
    Fonte – shippingitaly

    Secondo le normative vigenti, questi materiali non possono essere sversati in mare nemmeno in ambienti confinati e dovrebbero essere trattati come rifiuti pericolosi. Inoltre, è previsto l’uso di 220mila metri cubi di materiale contenente amianto, proveniente dagli scavi per il maxi-bacino di carenaggio di Sestri Ponente.

    L’impatto delle operazioni: la costruzione comporta lo scarico in mare di circa sette milioni di tonnellate di roccia, di cui il 10% (700 mila tonnellate) è costituito da materiali fini che possono entrare in sospensione. Questo rappresenta un rischio significativo per l’ecosistema marino.

    Ritardi e inchieste in corso: finora sono stati posizionati solo 5 dei 105 cassoni previsti, e la conclusione dei lavori è slittata dal 2026 al 2027. La Regione Liguria ha già bloccato il piano per l’uso di materiali di recupero e sedimenti inquinati, mentre lo scorso agosto la Procura di Genova ha aperto un’inchiesta su presunti dragaggi illeciti. Sono stati ipotizzati reati come smaltimento illegale di fanghi tossici e violazioni ambientali, con otto indagati tra Regione e Autorità portuale.

      Il ministro delle Infrastrutture, Matteo Salvini, ha autorizzato tramite il decreto-legge Ambiente l’uso dei sedimenti di dragaggio e dei materiali provenienti da demolizioni e scavi di altri cantieri per riempire i cassoni della diga. Questa norma, in vigore dal 17 ottobre 2024, consente di semplificare le procedure di trattamento dei sedimenti. Tra i materiali inclusi figurano anche 220mila metri cubi di terre di Sestri Ponente.

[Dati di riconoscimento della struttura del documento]

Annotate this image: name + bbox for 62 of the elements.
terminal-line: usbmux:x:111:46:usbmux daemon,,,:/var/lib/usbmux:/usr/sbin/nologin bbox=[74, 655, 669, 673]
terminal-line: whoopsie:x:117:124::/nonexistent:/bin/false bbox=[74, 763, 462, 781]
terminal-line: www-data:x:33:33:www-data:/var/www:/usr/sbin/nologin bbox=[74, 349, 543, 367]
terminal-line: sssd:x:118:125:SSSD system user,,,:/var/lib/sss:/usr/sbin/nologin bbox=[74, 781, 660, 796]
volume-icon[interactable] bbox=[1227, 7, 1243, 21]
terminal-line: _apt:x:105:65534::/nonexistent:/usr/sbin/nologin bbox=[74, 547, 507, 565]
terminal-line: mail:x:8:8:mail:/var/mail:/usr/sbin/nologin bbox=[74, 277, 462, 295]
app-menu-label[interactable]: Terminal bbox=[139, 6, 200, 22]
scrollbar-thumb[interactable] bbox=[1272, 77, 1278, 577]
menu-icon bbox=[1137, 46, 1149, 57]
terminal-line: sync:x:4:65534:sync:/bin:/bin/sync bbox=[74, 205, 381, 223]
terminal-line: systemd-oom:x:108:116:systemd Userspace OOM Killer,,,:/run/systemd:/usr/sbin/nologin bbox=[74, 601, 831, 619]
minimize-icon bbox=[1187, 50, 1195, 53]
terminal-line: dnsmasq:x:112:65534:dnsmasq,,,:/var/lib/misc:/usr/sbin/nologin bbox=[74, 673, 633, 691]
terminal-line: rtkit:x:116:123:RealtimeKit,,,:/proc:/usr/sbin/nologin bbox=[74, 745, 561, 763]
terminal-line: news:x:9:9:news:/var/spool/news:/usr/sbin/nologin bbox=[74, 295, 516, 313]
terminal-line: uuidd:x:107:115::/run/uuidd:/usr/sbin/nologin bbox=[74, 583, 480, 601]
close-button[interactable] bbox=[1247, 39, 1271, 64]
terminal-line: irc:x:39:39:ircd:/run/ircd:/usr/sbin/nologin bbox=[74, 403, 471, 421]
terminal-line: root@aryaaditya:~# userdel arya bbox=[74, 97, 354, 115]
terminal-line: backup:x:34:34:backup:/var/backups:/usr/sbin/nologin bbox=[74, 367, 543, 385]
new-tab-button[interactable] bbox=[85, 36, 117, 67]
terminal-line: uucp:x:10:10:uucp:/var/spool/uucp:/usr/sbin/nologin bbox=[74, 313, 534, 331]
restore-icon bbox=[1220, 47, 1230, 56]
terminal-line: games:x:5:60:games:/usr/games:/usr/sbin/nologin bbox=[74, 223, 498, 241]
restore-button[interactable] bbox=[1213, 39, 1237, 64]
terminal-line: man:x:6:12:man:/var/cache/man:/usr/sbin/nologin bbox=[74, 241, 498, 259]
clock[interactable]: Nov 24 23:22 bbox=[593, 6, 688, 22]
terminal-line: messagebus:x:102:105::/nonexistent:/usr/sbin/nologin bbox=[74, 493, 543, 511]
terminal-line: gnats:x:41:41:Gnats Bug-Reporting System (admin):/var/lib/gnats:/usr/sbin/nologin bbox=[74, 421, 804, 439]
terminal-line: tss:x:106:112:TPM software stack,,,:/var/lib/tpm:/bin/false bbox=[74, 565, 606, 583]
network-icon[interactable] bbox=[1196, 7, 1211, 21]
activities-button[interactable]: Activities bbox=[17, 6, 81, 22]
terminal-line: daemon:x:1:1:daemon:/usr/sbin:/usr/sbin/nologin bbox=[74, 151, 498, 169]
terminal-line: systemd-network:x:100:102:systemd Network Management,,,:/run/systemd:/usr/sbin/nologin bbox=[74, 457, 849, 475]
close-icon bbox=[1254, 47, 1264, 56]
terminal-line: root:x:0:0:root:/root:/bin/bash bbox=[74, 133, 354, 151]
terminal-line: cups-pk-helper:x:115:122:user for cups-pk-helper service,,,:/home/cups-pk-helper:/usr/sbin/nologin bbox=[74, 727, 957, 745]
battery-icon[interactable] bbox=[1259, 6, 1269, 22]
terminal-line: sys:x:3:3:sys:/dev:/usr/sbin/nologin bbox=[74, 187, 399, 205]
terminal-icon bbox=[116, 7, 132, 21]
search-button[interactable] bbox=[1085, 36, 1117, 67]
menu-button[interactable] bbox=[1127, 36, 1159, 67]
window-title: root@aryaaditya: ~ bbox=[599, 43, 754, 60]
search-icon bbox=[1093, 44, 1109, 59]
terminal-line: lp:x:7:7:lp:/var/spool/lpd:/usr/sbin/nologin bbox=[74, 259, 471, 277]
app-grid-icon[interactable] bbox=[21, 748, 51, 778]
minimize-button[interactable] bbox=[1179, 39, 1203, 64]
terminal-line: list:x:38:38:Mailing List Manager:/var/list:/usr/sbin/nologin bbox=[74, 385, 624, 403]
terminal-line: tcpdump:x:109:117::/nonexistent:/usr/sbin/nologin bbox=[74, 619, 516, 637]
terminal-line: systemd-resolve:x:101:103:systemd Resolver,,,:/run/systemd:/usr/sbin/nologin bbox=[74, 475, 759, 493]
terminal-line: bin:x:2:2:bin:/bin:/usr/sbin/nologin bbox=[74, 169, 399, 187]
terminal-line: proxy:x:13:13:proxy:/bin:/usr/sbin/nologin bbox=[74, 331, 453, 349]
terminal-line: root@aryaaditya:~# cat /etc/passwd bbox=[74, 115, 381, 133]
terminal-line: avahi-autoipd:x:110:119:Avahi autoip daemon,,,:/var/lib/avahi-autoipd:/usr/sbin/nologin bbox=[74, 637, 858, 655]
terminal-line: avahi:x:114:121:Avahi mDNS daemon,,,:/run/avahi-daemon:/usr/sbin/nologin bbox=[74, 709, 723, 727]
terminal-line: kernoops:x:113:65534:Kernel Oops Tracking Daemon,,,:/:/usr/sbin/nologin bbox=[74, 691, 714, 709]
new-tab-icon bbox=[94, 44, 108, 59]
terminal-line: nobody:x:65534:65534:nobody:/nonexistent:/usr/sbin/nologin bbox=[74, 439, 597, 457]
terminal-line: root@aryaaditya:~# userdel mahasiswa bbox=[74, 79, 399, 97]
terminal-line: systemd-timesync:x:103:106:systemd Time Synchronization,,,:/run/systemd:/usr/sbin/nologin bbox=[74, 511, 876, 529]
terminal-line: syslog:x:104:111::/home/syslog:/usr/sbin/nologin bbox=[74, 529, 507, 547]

*COSA SI CHIEDE:*
Puoi riportare parola per parola il brano sulla diga, partendo da "L’impatto delle operazioni: la" e terminando con "e Autorità portuale."?

*RISPOSTA:*
L’impatto delle operazioni: la costruzione comporta lo scarico in mare di circa sette milioni di tonnellate di roccia, di cui il 10% (700 mila tonnellate) è costituito da materiali fini che possono entrare in sospensione. Questo rappresenta un rischio significativo per l’ecosistema marino.

    Ritardi e inchieste in corso: finora sono stati posizionati solo 5 dei 105 cassoni previsti, e la conclusione dei lavori è slittata dal 2026 al 2027. La Regione Liguria ha già bloccato il piano per l’uso di materiali di recupero e sedimenti inquinati, mentre lo scorso agosto la Procura di Genova ha aperto un’inchiesta su presunti dragaggi illeciti. Sono stati ipotizzati reati come smaltimento illegale di fanghi tossici e violazioni ambientali, con otto indagati tra Regione e Autorità portuale.